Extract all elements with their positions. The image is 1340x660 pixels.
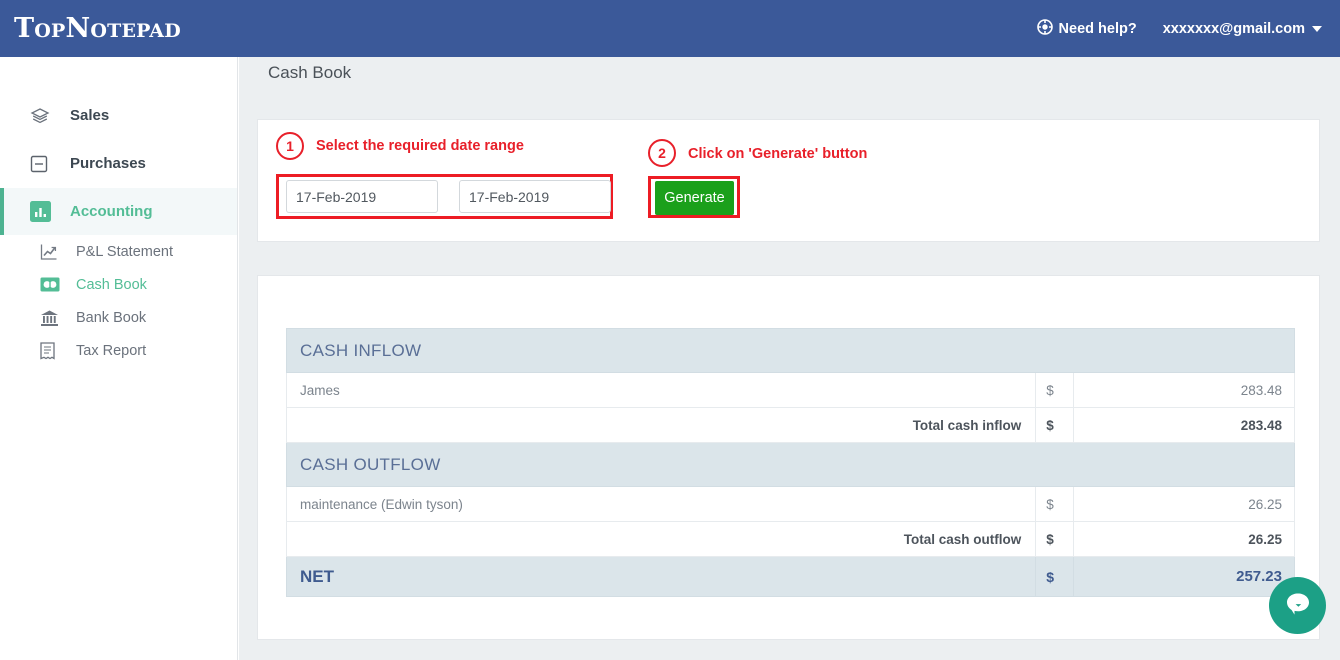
bank-icon: [40, 309, 64, 327]
chat-bubble-icon: [1283, 588, 1313, 623]
row-description: James: [285, 372, 1037, 408]
sidebar-subitem-label: Bank Book: [76, 309, 147, 326]
section-title: CASH OUTFLOW: [286, 442, 1295, 487]
total-amount: 26.25: [1073, 521, 1295, 557]
date-to-input[interactable]: [459, 180, 611, 213]
sidebar-subitem-label: P&L Statement: [76, 243, 173, 260]
row-amount: 26.25: [1073, 486, 1295, 522]
sidebar-subitem-label: Cash Book: [76, 276, 147, 293]
table-row: maintenance (Edwin tyson) $ 26.25: [285, 486, 1295, 522]
total-currency: $: [1035, 407, 1075, 443]
sidebar-item-sales[interactable]: Sales: [0, 92, 237, 139]
layers-icon: [30, 106, 56, 126]
generate-button[interactable]: Generate: [655, 181, 734, 215]
main-content: Cash Book 1 Select the required date ran…: [239, 57, 1340, 660]
row-description: maintenance (Edwin tyson): [285, 486, 1037, 522]
account-email-label: xxxxxxx@gmail.com: [1162, 20, 1305, 37]
page-title: Cash Book: [268, 63, 352, 82]
sidebar-item-label: Purchases: [70, 155, 146, 172]
need-help-label: Need help?: [1058, 20, 1137, 37]
chat-widget-button[interactable]: [1269, 577, 1326, 634]
report-card: CASH INFLOW James $ 283.48 Total cash in…: [257, 275, 1320, 640]
section-title: CASH INFLOW: [286, 328, 1295, 373]
lifebuoy-icon: [1036, 18, 1053, 39]
line-chart-icon: [40, 243, 64, 261]
section-header-row: CASH INFLOW: [286, 328, 1295, 373]
annotation-text-1: Select the required date range: [316, 138, 524, 154]
minus-square-icon: [30, 155, 56, 173]
row-currency: $: [1035, 486, 1075, 522]
total-label: Total cash inflow: [285, 407, 1037, 443]
bar-chart-icon: [30, 201, 56, 222]
total-label: Total cash outflow: [285, 521, 1037, 557]
net-currency: $: [1035, 556, 1075, 597]
sidebar-subitem-pl-statement[interactable]: P&L Statement: [0, 235, 237, 268]
total-amount: 283.48: [1073, 407, 1295, 443]
total-row: Total cash outflow $ 26.25: [285, 521, 1295, 557]
section-header-row: CASH OUTFLOW: [286, 442, 1295, 487]
need-help-link[interactable]: Need help?: [1036, 18, 1137, 39]
receipt-icon: [40, 341, 64, 360]
date-from-input[interactable]: [286, 180, 438, 213]
total-currency: $: [1035, 521, 1075, 557]
sidebar-item-label: Accounting: [70, 203, 153, 220]
caret-down-icon: [1312, 25, 1322, 32]
table-row: James $ 283.48: [285, 372, 1295, 408]
banknote-icon: [40, 277, 64, 292]
net-label: NET: [285, 556, 1037, 597]
sidebar-subitem-cash-book[interactable]: Cash Book: [0, 268, 237, 301]
row-currency: $: [1035, 372, 1075, 408]
sidebar-item-purchases[interactable]: Purchases: [0, 140, 237, 187]
total-row: Total cash inflow $ 283.48: [285, 407, 1295, 443]
top-header-bar: TopNotepad Need help? xxxxxxx@gmail.com: [0, 0, 1340, 57]
net-amount: 257.23: [1073, 556, 1295, 597]
sidebar-subitem-label: Tax Report: [76, 342, 147, 359]
sidebar-subitem-tax-report[interactable]: Tax Report: [0, 334, 237, 367]
sidebar: Sales Purchases Accounting P&L Statement…: [0, 57, 238, 660]
sidebar-item-accounting[interactable]: Accounting: [0, 188, 237, 235]
row-amount: 283.48: [1073, 372, 1295, 408]
sidebar-subitem-bank-book[interactable]: Bank Book: [0, 301, 237, 334]
account-menu[interactable]: xxxxxxx@gmail.com: [1163, 21, 1322, 37]
net-row: NET $ 257.23: [285, 556, 1295, 597]
filter-card: 1 Select the required date range 2 Click…: [257, 119, 1320, 242]
annotation-text-2: Click on 'Generate' button: [688, 146, 868, 162]
app-logo[interactable]: TopNotepad: [14, 13, 181, 44]
header-right-group: Need help? xxxxxxx@gmail.com: [1036, 18, 1322, 39]
annotation-badge-2: 2: [648, 139, 676, 167]
sidebar-item-label: Sales: [70, 107, 110, 124]
annotation-badge-1: 1: [276, 132, 304, 160]
cash-book-table: CASH INFLOW James $ 283.48 Total cash in…: [285, 328, 1295, 597]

> _Exercise prompt_
Reproduce verbatim the part of the listing that opens with the line containing "bank-icon: [40, 309, 64, 327]" and closes with the line containing "row-amount: 26.25: [1073, 486, 1295, 522]", including both of those lines.

> _Written solution_
bank-icon: [40, 309, 64, 327]
chat-bubble-icon: [1283, 588, 1313, 623]
row-description: James: [285, 372, 1037, 408]
sidebar-subitem-label: Bank Book: [76, 309, 147, 326]
section-title: CASH OUTFLOW: [286, 442, 1295, 487]
total-amount: 26.25: [1073, 521, 1295, 557]
date-to-input[interactable]: [459, 180, 611, 213]
sidebar-subitem-label: P&L Statement: [76, 243, 173, 260]
row-amount: 26.25: [1073, 486, 1295, 522]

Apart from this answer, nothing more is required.